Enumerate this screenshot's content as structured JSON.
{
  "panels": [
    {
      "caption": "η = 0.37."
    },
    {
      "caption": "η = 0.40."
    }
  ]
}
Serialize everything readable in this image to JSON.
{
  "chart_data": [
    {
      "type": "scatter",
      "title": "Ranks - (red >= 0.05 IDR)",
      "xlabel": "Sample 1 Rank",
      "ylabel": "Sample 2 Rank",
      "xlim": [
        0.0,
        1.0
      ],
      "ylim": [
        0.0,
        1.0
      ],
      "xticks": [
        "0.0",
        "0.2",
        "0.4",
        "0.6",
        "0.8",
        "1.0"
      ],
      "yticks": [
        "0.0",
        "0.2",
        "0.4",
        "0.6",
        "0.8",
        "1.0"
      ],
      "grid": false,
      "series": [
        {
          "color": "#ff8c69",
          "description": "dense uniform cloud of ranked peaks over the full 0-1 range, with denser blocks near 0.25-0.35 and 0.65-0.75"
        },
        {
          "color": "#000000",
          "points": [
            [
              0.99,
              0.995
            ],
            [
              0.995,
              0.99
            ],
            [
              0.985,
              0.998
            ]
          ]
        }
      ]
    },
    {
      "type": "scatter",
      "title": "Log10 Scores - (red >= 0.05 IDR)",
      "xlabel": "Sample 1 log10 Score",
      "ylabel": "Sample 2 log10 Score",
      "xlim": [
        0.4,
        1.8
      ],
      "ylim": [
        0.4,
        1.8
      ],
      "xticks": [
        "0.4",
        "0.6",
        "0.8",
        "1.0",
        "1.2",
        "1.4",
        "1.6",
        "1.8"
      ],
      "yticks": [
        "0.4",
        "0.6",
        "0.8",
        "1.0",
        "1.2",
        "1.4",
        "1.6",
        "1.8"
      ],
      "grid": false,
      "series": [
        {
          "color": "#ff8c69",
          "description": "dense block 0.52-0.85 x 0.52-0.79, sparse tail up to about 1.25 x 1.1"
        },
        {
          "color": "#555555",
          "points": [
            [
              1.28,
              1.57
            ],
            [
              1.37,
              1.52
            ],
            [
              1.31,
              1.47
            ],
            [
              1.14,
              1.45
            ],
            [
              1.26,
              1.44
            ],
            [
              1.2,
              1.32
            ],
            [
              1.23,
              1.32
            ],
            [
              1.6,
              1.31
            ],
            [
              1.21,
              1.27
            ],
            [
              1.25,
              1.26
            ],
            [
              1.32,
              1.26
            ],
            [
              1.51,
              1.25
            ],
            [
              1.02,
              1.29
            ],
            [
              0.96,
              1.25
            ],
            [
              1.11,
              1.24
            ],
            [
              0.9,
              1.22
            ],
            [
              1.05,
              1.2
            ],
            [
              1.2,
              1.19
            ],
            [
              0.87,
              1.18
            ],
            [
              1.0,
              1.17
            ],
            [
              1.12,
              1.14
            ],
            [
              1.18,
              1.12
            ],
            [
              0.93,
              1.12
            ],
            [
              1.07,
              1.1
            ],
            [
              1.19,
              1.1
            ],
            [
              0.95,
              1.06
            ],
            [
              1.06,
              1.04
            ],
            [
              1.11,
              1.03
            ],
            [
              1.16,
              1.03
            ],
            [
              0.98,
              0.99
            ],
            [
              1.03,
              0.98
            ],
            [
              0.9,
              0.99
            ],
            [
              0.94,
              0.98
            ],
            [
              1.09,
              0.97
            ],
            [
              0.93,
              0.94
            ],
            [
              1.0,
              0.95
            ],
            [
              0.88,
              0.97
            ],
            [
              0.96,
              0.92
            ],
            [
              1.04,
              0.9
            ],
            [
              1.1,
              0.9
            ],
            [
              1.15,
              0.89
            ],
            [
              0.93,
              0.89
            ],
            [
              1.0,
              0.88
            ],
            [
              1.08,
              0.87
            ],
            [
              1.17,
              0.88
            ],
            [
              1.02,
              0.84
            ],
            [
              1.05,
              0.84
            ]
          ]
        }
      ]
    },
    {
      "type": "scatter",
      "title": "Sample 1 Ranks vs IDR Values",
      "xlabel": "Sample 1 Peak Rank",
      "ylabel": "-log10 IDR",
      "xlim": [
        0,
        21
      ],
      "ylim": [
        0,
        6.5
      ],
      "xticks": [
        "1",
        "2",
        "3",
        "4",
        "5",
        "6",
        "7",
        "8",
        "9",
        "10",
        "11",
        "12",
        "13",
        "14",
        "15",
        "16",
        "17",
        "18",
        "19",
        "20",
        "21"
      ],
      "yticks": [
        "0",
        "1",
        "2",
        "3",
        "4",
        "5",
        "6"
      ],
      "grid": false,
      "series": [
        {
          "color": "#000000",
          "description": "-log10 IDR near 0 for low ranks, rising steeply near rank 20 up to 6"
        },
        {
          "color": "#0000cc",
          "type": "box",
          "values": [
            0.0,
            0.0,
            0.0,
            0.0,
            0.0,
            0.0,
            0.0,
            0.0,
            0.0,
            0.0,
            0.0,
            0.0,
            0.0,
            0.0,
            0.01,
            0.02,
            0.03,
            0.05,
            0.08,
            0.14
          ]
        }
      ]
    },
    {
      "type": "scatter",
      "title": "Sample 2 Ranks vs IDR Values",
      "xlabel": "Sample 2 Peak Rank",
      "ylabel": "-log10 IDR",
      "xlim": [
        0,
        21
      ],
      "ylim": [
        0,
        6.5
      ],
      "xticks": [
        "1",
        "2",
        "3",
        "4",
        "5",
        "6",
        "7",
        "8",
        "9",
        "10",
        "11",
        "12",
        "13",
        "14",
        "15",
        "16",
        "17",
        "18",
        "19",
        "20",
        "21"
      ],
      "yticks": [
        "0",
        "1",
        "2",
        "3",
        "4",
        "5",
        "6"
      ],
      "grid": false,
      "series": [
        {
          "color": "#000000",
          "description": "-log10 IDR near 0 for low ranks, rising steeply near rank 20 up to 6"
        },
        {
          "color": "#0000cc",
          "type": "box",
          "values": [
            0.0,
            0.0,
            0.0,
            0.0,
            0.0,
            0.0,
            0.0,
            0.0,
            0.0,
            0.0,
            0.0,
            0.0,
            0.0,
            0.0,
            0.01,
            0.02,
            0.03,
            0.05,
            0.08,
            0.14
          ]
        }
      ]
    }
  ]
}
+-------+
* Written instruction
Return the listing above in full, character for character.

* Full solution
Enumerate this screenshot's content as structured JSON.
{
  "panels": [
    {
      "caption": "η = 0.37."
    },
    {
      "caption": "η = 0.40."
    }
  ]
}
Serialize everything readable in this image to JSON.
{
  "chart_data": [
    {
      "type": "scatter",
      "title": "Ranks - (red >= 0.05 IDR)",
      "xlabel": "Sample 1 Rank",
      "ylabel": "Sample 2 Rank",
      "xlim": [
        0.0,
        1.0
      ],
      "ylim": [
        0.0,
        1.0
      ],
      "xticks": [
        "0.0",
        "0.2",
        "0.4",
        "0.6",
        "0.8",
        "1.0"
      ],
      "yticks": [
        "0.0",
        "0.2",
        "0.4",
        "0.6",
        "0.8",
        "1.0"
      ],
      "grid": false,
      "series": [
        {
          "color": "#ff8c69",
          "description": "dense uniform cloud of ranked peaks over the full 0-1 range, with denser blocks near 0.25-0.35 and 0.65-0.75"
        },
        {
          "color": "#000000",
          "points": [
            [
              0.99,
              0.995
            ],
            [
              0.995,
              0.99
            ],
            [
              0.985,
              0.998
            ]
          ]
        }
      ]
    },
    {
      "type": "scatter",
      "title": "Log10 Scores - (red >= 0.05 IDR)",
      "xlabel": "Sample 1 log10 Score",
      "ylabel": "Sample 2 log10 Score",
      "xlim": [
        0.4,
        1.8
      ],
      "ylim": [
        0.4,
        1.8
      ],
      "xticks": [
        "0.4",
        "0.6",
        "0.8",
        "1.0",
        "1.2",
        "1.4",
        "1.6",
        "1.8"
      ],
      "yticks": [
        "0.4",
        "0.6",
        "0.8",
        "1.0",
        "1.2",
        "1.4",
        "1.6",
        "1.8"
      ],
      "grid": false,
      "series": [
        {
          "color": "#ff8c69",
          "description": "dense block 0.52-0.85 x 0.52-0.79, sparse tail up to about 1.25 x 1.1"
        },
        {
          "color": "#555555",
          "points": [
            [
              1.28,
              1.57
            ],
            [
              1.37,
              1.52
            ],
            [
              1.31,
              1.47
            ],
            [
              1.14,
              1.45
            ],
            [
              1.26,
              1.44
            ],
            [
              1.2,
              1.32
            ],
            [
              1.23,
              1.32
            ],
            [
              1.6,
              1.31
            ],
            [
              1.21,
              1.27
            ],
            [
              1.25,
              1.26
            ],
            [
              1.32,
              1.26
            ],
            [
              1.51,
              1.25
            ],
            [
              1.02,
              1.29
            ],
            [
              0.96,
              1.25
            ],
            [
              1.11,
              1.24
            ],
            [
              0.9,
              1.22
            ],
            [
              1.05,
              1.2
            ],
            [
              1.2,
              1.19
            ],
            [
              0.87,
              1.18
            ],
            [
              1.0,
              1.17
            ],
            [
              1.12,
              1.14
            ],
            [
              1.18,
              1.12
            ],
            [
              0.93,
              1.12
            ],
            [
              1.07,
              1.1
            ],
            [
              1.19,
              1.1
            ],
            [
              0.95,
              1.06
            ],
            [
              1.06,
              1.04
            ],
            [
              1.11,
              1.03
            ],
            [
              1.16,
              1.03
            ],
            [
              0.98,
              0.99
            ],
            [
              1.03,
              0.98
            ],
            [
              0.9,
              0.99
            ],
            [
              0.94,
              0.98
            ],
            [
              1.09,
              0.97
            ],
            [
              0.93,
              0.94
            ],
            [
              1.0,
              0.95
            ],
            [
              0.88,
              0.97
            ],
            [
              0.96,
              0.92
            ],
            [
              1.04,
              0.9
            ],
            [
              1.1,
              0.9
            ],
            [
              1.15,
              0.89
            ],
            [
              0.93,
              0.89
            ],
            [
              1.0,
              0.88
            ],
            [
              1.08,
              0.87
            ],
            [
              1.17,
              0.88
            ],
            [
              1.02,
              0.84
            ],
            [
              1.05,
              0.84
            ]
          ]
        }
      ]
    },
    {
      "type": "scatter",
      "title": "Sample 1 Ranks vs IDR Values",
      "xlabel": "Sample 1 Peak Rank",
      "ylabel": "-log10 IDR",
      "xlim": [
        0,
        21
      ],
      "ylim": [
        0,
        6.5
      ],
      "xticks": [
        "1",
        "2",
        "3",
        "4",
        "5",
        "6",
        "7",
        "8",
        "9",
        "10",
        "11",
        "12",
        "13",
        "14",
        "15",
        "16",
        "17",
        "18",
        "19",
        "20",
        "21"
      ],
      "yticks": [
        "0",
        "1",
        "2",
        "3",
        "4",
        "5",
        "6"
      ],
      "grid": false,
      "series": [
        {
          "color": "#000000",
          "description": "-log10 IDR near 0 for low ranks, rising steeply near rank 20 up to 6"
        },
        {
          "color": "#0000cc",
          "type": "box",
          "values": [
            0.0,
            0.0,
            0.0,
            0.0,
            0.0,
            0.0,
            0.0,
            0.0,
            0.0,
            0.0,
            0.0,
            0.0,
            0.0,
            0.0,
            0.01,
            0.02,
            0.03,
            0.05,
            0.08,
            0.14
          ]
        }
      ]
    },
    {
      "type": "scatter",
      "title": "Sample 2 Ranks vs IDR Values",
      "xlabel": "Sample 2 Peak Rank",
      "ylabel": "-log10 IDR",
      "xlim": [
        0,
        21
      ],
      "ylim": [
        0,
        6.5
      ],
      "xticks": [
        "1",
        "2",
        "3",
        "4",
        "5",
        "6",
        "7",
        "8",
        "9",
        "10",
        "11",
        "12",
        "13",
        "14",
        "15",
        "16",
        "17",
        "18",
        "19",
        "20",
        "21"
      ],
      "yticks": [
        "0",
        "1",
        "2",
        "3",
        "4",
        "5",
        "6"
      ],
      "grid": false,
      "series": [
        {
          "color": "#000000",
          "description": "-log10 IDR near 0 for low ranks, rising steeply near rank 20 up to 6"
        },
        {
          "color": "#0000cc",
          "type": "box",
          "values": [
            0.0,
            0.0,
            0.0,
            0.0,
            0.0,
            0.0,
            0.0,
            0.0,
            0.0,
            0.0,
            0.0,
            0.0,
            0.0,
            0.0,
            0.01,
            0.02,
            0.03,
            0.05,
            0.08,
            0.14
          ]
        }
      ]
    }
  ]
}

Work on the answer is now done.